Exercise –
Transcribe the records below exactly.
[start of Given data]
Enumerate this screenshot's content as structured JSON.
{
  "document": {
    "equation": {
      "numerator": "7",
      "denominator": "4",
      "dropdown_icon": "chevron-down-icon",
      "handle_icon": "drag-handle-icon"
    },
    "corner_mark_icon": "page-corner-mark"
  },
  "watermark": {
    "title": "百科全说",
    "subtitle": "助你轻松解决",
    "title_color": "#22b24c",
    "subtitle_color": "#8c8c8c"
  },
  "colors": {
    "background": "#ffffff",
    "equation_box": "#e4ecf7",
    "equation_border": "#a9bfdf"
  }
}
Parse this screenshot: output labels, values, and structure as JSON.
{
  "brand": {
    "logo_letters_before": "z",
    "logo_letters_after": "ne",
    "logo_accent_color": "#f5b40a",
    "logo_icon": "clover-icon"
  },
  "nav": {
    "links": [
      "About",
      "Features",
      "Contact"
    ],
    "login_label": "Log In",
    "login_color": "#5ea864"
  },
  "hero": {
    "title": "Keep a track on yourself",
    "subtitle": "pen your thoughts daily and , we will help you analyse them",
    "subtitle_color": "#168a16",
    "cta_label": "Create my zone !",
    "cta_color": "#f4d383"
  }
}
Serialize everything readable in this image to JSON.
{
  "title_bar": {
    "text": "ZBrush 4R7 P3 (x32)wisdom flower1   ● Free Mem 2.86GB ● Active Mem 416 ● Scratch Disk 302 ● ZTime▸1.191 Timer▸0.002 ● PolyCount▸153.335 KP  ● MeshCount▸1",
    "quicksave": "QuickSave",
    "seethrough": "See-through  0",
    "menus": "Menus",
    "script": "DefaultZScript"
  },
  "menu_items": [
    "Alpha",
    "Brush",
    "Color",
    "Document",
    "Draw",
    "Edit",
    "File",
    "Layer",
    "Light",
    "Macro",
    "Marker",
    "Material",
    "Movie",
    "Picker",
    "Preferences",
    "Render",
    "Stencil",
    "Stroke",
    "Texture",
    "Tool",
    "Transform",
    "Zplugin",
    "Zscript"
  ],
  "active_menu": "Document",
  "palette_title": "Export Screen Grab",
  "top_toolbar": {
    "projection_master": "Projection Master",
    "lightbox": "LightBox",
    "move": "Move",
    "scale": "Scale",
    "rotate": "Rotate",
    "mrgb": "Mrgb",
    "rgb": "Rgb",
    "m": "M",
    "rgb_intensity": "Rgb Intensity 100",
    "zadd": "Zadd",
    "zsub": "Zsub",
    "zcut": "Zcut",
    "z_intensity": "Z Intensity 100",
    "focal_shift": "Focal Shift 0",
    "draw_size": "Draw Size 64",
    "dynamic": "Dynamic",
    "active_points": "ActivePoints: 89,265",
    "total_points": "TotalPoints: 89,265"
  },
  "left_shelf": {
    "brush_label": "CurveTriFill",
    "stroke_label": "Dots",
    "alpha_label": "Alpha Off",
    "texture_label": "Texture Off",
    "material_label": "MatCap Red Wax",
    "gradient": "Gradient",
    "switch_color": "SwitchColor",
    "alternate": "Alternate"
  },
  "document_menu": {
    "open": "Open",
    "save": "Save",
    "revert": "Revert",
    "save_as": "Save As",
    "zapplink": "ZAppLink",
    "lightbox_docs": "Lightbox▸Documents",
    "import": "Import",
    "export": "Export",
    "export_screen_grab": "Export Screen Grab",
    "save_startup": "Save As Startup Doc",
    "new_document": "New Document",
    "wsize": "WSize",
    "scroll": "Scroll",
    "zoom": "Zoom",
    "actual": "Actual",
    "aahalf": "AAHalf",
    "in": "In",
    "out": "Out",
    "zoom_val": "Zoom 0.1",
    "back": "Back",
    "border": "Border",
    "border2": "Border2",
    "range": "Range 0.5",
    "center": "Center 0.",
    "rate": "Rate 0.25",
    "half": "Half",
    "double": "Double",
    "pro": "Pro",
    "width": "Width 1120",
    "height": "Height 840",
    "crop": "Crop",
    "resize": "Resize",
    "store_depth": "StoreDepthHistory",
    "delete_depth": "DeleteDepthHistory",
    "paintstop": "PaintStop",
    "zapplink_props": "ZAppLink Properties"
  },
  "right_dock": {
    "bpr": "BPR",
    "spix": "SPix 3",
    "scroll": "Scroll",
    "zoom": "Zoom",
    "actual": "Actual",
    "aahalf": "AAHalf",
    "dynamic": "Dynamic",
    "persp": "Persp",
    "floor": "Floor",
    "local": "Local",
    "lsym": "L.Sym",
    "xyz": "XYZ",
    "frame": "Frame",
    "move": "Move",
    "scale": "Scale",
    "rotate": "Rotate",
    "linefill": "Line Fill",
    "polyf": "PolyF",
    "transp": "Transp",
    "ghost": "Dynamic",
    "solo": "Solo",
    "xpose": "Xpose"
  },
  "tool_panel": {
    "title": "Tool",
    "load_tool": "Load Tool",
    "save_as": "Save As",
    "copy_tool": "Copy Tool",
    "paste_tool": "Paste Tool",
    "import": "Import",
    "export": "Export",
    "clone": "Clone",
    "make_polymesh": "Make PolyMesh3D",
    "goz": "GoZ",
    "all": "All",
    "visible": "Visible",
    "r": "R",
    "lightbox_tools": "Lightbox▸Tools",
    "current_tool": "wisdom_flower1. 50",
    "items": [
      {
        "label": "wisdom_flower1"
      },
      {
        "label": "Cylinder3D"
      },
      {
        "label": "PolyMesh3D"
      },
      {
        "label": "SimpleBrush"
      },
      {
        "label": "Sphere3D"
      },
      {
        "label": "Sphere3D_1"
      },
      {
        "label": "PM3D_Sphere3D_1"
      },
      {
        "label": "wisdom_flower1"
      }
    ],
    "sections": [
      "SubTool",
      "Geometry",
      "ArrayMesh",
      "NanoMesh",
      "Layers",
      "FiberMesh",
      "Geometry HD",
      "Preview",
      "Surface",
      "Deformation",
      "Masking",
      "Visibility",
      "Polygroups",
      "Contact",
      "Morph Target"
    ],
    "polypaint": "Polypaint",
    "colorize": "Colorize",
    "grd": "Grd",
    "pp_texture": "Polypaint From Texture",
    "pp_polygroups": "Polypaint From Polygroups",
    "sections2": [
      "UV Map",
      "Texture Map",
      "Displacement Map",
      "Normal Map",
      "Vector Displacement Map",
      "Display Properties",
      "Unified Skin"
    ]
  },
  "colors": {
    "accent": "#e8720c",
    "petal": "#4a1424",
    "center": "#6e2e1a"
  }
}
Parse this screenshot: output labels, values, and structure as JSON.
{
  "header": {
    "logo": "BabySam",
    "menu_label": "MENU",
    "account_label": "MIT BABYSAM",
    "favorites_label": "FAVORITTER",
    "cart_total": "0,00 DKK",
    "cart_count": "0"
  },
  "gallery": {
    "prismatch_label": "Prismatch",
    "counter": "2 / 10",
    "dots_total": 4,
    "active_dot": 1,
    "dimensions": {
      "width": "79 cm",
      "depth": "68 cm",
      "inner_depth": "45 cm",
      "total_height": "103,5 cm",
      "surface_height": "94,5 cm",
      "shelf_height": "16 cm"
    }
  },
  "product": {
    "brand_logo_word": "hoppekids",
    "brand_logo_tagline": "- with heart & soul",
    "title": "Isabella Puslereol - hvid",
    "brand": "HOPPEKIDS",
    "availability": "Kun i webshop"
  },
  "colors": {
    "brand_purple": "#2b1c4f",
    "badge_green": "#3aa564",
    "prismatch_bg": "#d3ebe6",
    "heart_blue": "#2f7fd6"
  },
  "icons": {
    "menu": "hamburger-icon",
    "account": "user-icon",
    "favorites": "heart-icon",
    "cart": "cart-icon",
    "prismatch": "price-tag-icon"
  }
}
[end of Given data]
Final result –
Enumerate this screenshot's content as structured JSON.
{
  "document": {
    "equation": {
      "numerator": "7",
      "denominator": "4",
      "dropdown_icon": "chevron-down-icon",
      "handle_icon": "drag-handle-icon"
    },
    "corner_mark_icon": "page-corner-mark"
  },
  "watermark": {
    "title": "百科全说",
    "subtitle": "助你轻松解决",
    "title_color": "#22b24c",
    "subtitle_color": "#8c8c8c"
  },
  "colors": {
    "background": "#ffffff",
    "equation_box": "#e4ecf7",
    "equation_border": "#a9bfdf"
  }
}
Parse this screenshot: output labels, values, and structure as JSON.
{
  "brand": {
    "logo_letters_before": "z",
    "logo_letters_after": "ne",
    "logo_accent_color": "#f5b40a",
    "logo_icon": "clover-icon"
  },
  "nav": {
    "links": [
      "About",
      "Features",
      "Contact"
    ],
    "login_label": "Log In",
    "login_color": "#5ea864"
  },
  "hero": {
    "title": "Keep a track on yourself",
    "subtitle": "pen your thoughts daily and , we will help you analyse them",
    "subtitle_color": "#168a16",
    "cta_label": "Create my zone !",
    "cta_color": "#f4d383"
  }
}
Serialize everything readable in this image to JSON.
{
  "title_bar": {
    "text": "ZBrush 4R7 P3 (x32)wisdom flower1   ● Free Mem 2.86GB ● Active Mem 416 ● Scratch Disk 302 ● ZTime▸1.191 Timer▸0.002 ● PolyCount▸153.335 KP  ● MeshCount▸1",
    "quicksave": "QuickSave",
    "seethrough": "See-through  0",
    "menus": "Menus",
    "script": "DefaultZScript"
  },
  "menu_items": [
    "Alpha",
    "Brush",
    "Color",
    "Document",
    "Draw",
    "Edit",
    "File",
    "Layer",
    "Light",
    "Macro",
    "Marker",
    "Material",
    "Movie",
    "Picker",
    "Preferences",
    "Render",
    "Stencil",
    "Stroke",
    "Texture",
    "Tool",
    "Transform",
    "Zplugin",
    "Zscript"
  ],
  "active_menu": "Document",
  "palette_title": "Export Screen Grab",
  "top_toolbar": {
    "projection_master": "Projection Master",
    "lightbox": "LightBox",
    "move": "Move",
    "scale": "Scale",
    "rotate": "Rotate",
    "mrgb": "Mrgb",
    "rgb": "Rgb",
    "m": "M",
    "rgb_intensity": "Rgb Intensity 100",
    "zadd": "Zadd",
    "zsub": "Zsub",
    "zcut": "Zcut",
    "z_intensity": "Z Intensity 100",
    "focal_shift": "Focal Shift 0",
    "draw_size": "Draw Size 64",
    "dynamic": "Dynamic",
    "active_points": "ActivePoints: 89,265",
    "total_points": "TotalPoints: 89,265"
  },
  "left_shelf": {
    "brush_label": "CurveTriFill",
    "stroke_label": "Dots",
    "alpha_label": "Alpha Off",
    "texture_label": "Texture Off",
    "material_label": "MatCap Red Wax",
    "gradient": "Gradient",
    "switch_color": "SwitchColor",
    "alternate": "Alternate"
  },
  "document_menu": {
    "open": "Open",
    "save": "Save",
    "revert": "Revert",
    "save_as": "Save As",
    "zapplink": "ZAppLink",
    "lightbox_docs": "Lightbox▸Documents",
    "import": "Import",
    "export": "Export",
    "export_screen_grab": "Export Screen Grab",
    "save_startup": "Save As Startup Doc",
    "new_document": "New Document",
    "wsize": "WSize",
    "scroll": "Scroll",
    "zoom": "Zoom",
    "actual": "Actual",
    "aahalf": "AAHalf",
    "in": "In",
    "out": "Out",
    "zoom_val": "Zoom 0.1",
    "back": "Back",
    "border": "Border",
    "border2": "Border2",
    "range": "Range 0.5",
    "center": "Center 0.",
    "rate": "Rate 0.25",
    "half": "Half",
    "double": "Double",
    "pro": "Pro",
    "width": "Width 1120",
    "height": "Height 840",
    "crop": "Crop",
    "resize": "Resize",
    "store_depth": "StoreDepthHistory",
    "delete_depth": "DeleteDepthHistory",
    "paintstop": "PaintStop",
    "zapplink_props": "ZAppLink Properties"
  },
  "right_dock": {
    "bpr": "BPR",
    "spix": "SPix 3",
    "scroll": "Scroll",
    "zoom": "Zoom",
    "actual": "Actual",
    "aahalf": "AAHalf",
    "dynamic": "Dynamic",
    "persp": "Persp",
    "floor": "Floor",
    "local": "Local",
    "lsym": "L.Sym",
    "xyz": "XYZ",
    "frame": "Frame",
    "move": "Move",
    "scale": "Scale",
    "rotate": "Rotate",
    "linefill": "Line Fill",
    "polyf": "PolyF",
    "transp": "Transp",
    "ghost": "Dynamic",
    "solo": "Solo",
    "xpose": "Xpose"
  },
  "tool_panel": {
    "title": "Tool",
    "load_tool": "Load Tool",
    "save_as": "Save As",
    "copy_tool": "Copy Tool",
    "paste_tool": "Paste Tool",
    "import": "Import",
    "export": "Export",
    "clone": "Clone",
    "make_polymesh": "Make PolyMesh3D",
    "goz": "GoZ",
    "all": "All",
    "visible": "Visible",
    "r": "R",
    "lightbox_tools": "Lightbox▸Tools",
    "current_tool": "wisdom_flower1. 50",
    "items": [
      {
        "label": "wisdom_flower1"
      },
      {
        "label": "Cylinder3D"
      },
      {
        "label": "PolyMesh3D"
      },
      {
        "label": "SimpleBrush"
      },
      {
        "label": "Sphere3D"
      },
      {
        "label": "Sphere3D_1"
      },
      {
        "label": "PM3D_Sphere3D_1"
      },
      {
        "label": "wisdom_flower1"
      }
    ],
    "sections": [
      "SubTool",
      "Geometry",
      "ArrayMesh",
      "NanoMesh",
      "Layers",
      "FiberMesh",
      "Geometry HD",
      "Preview",
      "Surface",
      "Deformation",
      "Masking",
      "Visibility",
      "Polygroups",
      "Contact",
      "Morph Target"
    ],
    "polypaint": "Polypaint",
    "colorize": "Colorize",
    "grd": "Grd",
    "pp_texture": "Polypaint From Texture",
    "pp_polygroups": "Polypaint From Polygroups",
    "sections2": [
      "UV Map",
      "Texture Map",
      "Displacement Map",
      "Normal Map",
      "Vector Displacement Map",
      "Display Properties",
      "Unified Skin"
    ]
  },
  "colors": {
    "accent": "#e8720c",
    "petal": "#4a1424",
    "center": "#6e2e1a"
  }
}
Parse this screenshot: output labels, values, and structure as JSON.
{
  "header": {
    "logo": "BabySam",
    "menu_label": "MENU",
    "account_label": "MIT BABYSAM",
    "favorites_label": "FAVORITTER",
    "cart_total": "0,00 DKK",
    "cart_count": "0"
  },
  "gallery": {
    "prismatch_label": "Prismatch",
    "counter": "2 / 10",
    "dots_total": 4,
    "active_dot": 1,
    "dimensions": {
      "width": "79 cm",
      "depth": "68 cm",
      "inner_depth": "45 cm",
      "total_height": "103,5 cm",
      "surface_height": "94,5 cm",
      "shelf_height": "16 cm"
    }
  },
  "product": {
    "brand_logo_word": "hoppekids",
    "brand_logo_tagline": "- with heart & soul",
    "title": "Isabella Puslereol - hvid",
    "brand": "HOPPEKIDS",
    "availability": "Kun i webshop"
  },
  "colors": {
    "brand_purple": "#2b1c4f",
    "badge_green": "#3aa564",
    "prismatch_bg": "#d3ebe6",
    "heart_blue": "#2f7fd6"
  },
  "icons": {
    "menu": "hamburger-icon",
    "account": "user-icon",
    "favorites": "heart-icon",
    "cart": "cart-icon",
    "prismatch": "price-tag-icon"
  }
}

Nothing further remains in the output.